▸ TASK PROMPT: Every line from the one containing "Read all visible content and emit it as JSON." to the final line of the material below must be reproduced exactly; leave out all other lines.
►
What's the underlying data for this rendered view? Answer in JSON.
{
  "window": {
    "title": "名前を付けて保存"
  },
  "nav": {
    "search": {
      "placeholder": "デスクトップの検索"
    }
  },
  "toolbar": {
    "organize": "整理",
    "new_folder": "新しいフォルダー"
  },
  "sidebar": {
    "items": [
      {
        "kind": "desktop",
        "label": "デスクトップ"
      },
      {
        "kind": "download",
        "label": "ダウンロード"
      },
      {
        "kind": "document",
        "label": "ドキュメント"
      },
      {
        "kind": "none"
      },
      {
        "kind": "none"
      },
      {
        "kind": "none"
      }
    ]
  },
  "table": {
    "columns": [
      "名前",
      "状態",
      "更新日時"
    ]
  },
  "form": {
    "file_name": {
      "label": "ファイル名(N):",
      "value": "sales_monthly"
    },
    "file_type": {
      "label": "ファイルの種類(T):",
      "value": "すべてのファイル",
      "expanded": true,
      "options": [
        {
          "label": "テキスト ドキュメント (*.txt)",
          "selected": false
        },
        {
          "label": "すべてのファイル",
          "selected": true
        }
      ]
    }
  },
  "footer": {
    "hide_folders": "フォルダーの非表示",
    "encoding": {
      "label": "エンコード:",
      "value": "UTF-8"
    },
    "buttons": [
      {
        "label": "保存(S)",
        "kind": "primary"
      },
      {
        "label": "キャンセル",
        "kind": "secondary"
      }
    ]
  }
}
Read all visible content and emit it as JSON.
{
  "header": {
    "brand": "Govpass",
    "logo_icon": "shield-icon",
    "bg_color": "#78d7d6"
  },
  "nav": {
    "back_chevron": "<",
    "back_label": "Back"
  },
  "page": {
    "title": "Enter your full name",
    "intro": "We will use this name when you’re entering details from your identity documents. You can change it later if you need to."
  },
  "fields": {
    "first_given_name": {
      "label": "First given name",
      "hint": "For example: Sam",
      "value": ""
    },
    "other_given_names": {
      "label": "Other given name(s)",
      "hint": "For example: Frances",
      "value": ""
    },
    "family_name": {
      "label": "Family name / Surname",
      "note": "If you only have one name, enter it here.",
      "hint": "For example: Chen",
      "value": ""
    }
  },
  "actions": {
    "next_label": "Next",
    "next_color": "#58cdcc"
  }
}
◄
▸ FULL ANSWER:
Read all visible content and emit it as JSON.
{
  "header": {
    "brand": "Govpass",
    "logo_icon": "shield-icon",
    "bg_color": "#78d7d6"
  },
  "nav": {
    "back_chevron": "<",
    "back_label": "Back"
  },
  "page": {
    "title": "Enter your full name",
    "intro": "We will use this name when you’re entering details from your identity documents. You can change it later if you need to."
  },
  "fields": {
    "first_given_name": {
      "label": "First given name",
      "hint": "For example: Sam",
      "value": ""
    },
    "other_given_names": {
      "label": "Other given name(s)",
      "hint": "For example: Frances",
      "value": ""
    },
    "family_name": {
      "label": "Family name / Surname",
      "note": "If you only have one name, enter it here.",
      "hint": "For example: Chen",
      "value": ""
    }
  },
  "actions": {
    "next_label": "Next",
    "next_color": "#58cdcc"
  }
}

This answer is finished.